■ Records provided:
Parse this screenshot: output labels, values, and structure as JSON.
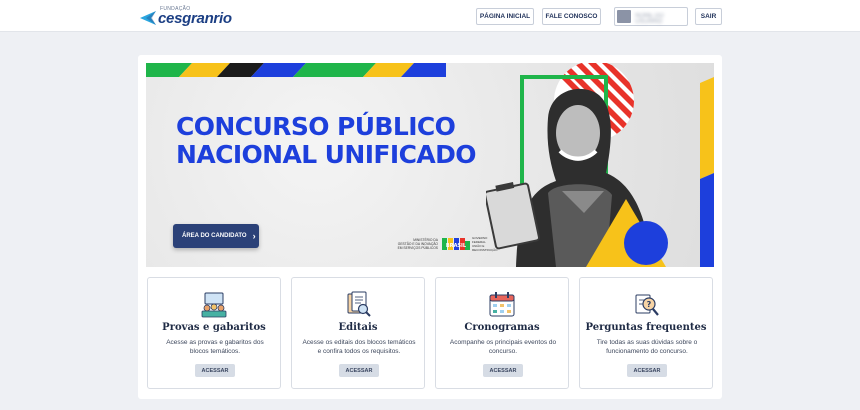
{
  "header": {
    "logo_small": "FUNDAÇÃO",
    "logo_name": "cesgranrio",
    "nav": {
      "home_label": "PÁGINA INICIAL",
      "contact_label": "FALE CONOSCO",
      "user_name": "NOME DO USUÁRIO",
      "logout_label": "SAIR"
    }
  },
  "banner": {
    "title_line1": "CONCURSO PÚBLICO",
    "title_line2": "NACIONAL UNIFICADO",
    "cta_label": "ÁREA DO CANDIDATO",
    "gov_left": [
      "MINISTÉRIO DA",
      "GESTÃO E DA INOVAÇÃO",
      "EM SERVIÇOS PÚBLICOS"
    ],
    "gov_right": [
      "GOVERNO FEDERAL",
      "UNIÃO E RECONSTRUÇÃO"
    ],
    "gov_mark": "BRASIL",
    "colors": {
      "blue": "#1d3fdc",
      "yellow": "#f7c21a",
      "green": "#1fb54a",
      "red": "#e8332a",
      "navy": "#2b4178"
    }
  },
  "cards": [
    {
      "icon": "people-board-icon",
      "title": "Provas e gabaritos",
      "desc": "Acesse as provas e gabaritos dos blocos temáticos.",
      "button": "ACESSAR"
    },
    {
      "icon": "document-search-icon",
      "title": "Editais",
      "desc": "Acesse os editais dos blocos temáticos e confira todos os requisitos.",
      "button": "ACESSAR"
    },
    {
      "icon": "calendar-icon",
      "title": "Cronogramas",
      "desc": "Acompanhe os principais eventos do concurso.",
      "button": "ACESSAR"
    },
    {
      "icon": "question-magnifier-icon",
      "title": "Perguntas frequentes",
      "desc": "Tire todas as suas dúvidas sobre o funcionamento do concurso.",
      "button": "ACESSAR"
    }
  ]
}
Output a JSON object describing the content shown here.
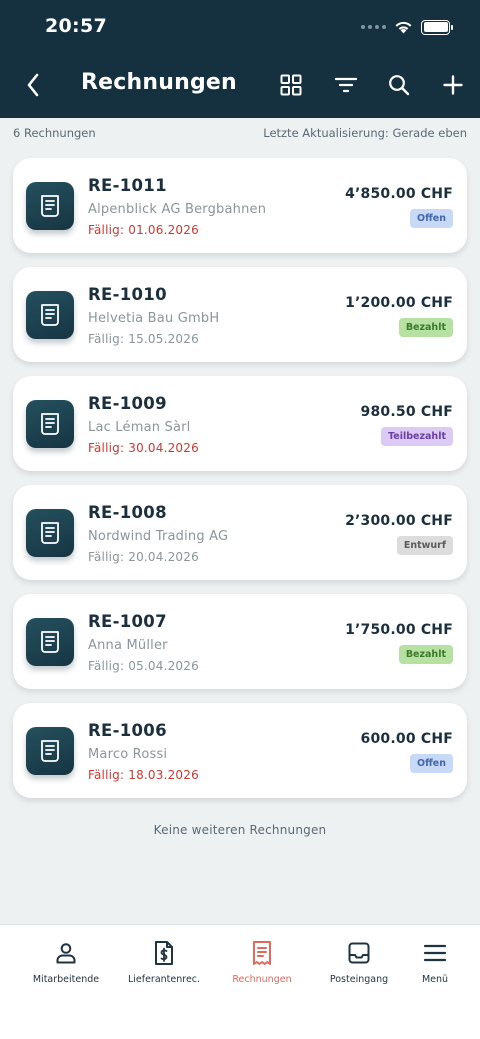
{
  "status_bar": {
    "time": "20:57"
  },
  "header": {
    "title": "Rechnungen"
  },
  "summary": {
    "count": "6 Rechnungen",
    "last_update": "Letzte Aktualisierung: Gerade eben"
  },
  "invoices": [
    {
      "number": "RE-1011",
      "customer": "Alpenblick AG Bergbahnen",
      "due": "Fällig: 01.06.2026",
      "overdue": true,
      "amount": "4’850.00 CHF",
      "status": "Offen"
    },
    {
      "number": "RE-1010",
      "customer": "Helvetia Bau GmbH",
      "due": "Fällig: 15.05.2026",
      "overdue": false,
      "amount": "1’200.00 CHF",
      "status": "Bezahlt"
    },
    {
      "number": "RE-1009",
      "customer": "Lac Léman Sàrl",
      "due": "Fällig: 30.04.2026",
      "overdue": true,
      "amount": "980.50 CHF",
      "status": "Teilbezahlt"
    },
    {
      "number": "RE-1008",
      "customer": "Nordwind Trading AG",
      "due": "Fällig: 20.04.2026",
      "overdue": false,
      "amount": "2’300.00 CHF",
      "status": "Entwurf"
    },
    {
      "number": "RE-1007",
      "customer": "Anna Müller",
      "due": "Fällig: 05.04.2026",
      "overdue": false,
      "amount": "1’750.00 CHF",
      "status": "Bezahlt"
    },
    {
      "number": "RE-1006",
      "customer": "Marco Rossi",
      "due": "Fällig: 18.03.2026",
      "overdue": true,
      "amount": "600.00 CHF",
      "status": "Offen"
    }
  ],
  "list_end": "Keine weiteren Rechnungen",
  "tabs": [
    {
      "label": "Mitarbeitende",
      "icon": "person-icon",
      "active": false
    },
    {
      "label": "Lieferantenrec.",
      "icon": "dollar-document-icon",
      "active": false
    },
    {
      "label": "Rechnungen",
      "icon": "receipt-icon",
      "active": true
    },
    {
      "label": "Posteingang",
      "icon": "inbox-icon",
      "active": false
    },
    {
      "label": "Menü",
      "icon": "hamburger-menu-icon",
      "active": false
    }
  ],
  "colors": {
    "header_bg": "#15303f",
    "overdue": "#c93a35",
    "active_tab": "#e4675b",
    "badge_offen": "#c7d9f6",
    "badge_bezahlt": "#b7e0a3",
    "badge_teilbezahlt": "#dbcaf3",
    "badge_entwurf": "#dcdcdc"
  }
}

==

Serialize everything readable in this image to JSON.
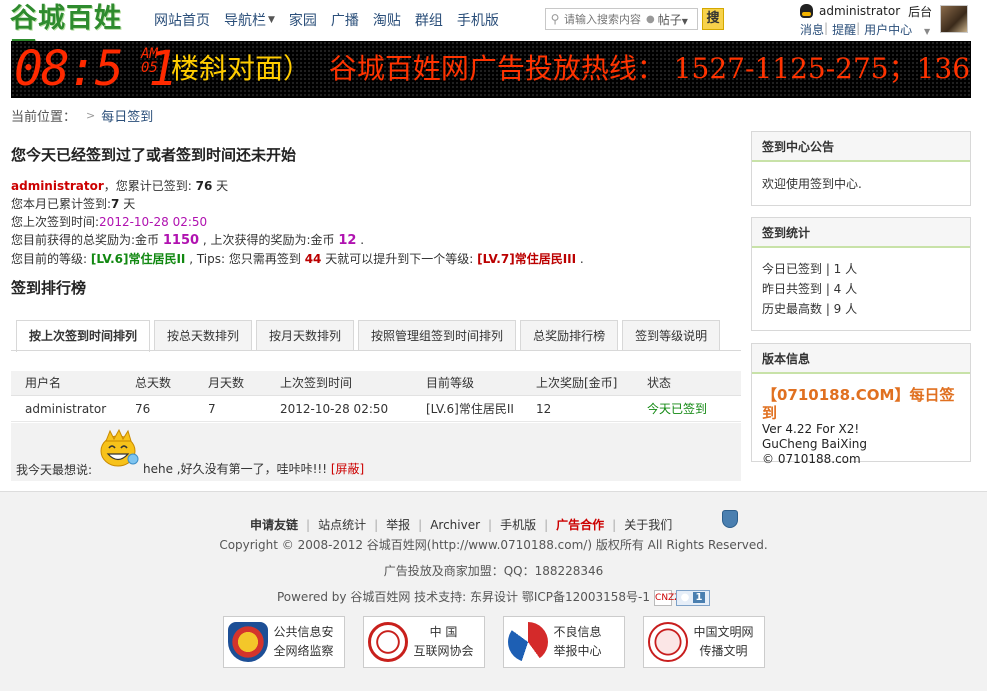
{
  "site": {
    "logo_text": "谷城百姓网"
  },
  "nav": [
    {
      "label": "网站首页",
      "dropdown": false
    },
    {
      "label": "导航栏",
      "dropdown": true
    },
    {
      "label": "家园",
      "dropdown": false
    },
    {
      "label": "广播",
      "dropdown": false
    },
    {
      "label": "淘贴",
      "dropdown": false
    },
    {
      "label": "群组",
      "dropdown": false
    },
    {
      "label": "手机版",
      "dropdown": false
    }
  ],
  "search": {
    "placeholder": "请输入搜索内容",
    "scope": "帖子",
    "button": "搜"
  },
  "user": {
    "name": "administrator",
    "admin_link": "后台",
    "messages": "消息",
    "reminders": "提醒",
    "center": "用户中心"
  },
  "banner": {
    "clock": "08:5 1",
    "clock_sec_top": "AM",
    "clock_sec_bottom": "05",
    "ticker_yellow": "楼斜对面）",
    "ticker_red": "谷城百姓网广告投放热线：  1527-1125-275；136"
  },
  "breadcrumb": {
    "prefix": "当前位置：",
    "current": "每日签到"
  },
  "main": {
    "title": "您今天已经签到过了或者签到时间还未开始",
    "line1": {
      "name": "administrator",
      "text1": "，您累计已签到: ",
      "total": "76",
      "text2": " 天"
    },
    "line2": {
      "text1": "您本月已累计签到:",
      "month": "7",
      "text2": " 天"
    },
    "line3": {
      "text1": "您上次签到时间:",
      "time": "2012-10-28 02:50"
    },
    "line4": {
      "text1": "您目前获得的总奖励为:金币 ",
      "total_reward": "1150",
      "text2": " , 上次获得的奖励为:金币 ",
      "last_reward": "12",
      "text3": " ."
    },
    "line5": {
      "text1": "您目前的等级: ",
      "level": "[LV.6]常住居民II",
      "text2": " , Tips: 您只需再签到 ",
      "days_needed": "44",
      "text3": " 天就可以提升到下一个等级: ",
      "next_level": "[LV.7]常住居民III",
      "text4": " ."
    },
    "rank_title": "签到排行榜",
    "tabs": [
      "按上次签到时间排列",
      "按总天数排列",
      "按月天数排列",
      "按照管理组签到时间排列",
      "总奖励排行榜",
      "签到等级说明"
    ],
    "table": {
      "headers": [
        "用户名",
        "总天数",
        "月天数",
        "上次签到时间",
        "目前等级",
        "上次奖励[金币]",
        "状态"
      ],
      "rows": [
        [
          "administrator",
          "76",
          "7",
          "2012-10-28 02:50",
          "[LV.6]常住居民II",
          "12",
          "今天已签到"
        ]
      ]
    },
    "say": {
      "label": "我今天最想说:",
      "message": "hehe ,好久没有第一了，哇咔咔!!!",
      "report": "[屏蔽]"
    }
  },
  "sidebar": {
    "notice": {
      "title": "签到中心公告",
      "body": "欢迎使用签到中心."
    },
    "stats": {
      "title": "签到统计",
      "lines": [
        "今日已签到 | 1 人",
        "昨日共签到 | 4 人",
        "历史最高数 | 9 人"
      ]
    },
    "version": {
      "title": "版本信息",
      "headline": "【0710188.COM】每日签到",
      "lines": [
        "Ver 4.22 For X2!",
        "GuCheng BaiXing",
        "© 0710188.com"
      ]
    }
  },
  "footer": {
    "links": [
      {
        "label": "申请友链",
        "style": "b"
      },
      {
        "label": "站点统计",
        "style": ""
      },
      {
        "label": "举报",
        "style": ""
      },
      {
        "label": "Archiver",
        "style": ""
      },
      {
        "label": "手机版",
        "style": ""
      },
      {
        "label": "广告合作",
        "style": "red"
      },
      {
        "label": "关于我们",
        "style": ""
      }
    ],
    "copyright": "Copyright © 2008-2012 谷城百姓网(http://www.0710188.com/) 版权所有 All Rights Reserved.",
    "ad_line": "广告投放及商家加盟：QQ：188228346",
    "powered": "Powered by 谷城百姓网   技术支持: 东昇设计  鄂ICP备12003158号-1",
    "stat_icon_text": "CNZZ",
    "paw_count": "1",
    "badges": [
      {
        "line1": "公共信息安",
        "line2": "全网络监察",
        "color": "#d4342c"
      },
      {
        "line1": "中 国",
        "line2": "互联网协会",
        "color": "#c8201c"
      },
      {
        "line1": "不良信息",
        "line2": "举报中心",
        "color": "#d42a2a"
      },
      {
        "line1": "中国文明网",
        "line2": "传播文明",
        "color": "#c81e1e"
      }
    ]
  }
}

■ Short exercise: Scan the material above for the string "JSON" and return the lines that hold it.

■ Solution for this problem:
Parse this screenshot: output labels, values, and structure as JSON.
Output a JSON object describing the content shown here.
Serialize everything readable in this image to JSON.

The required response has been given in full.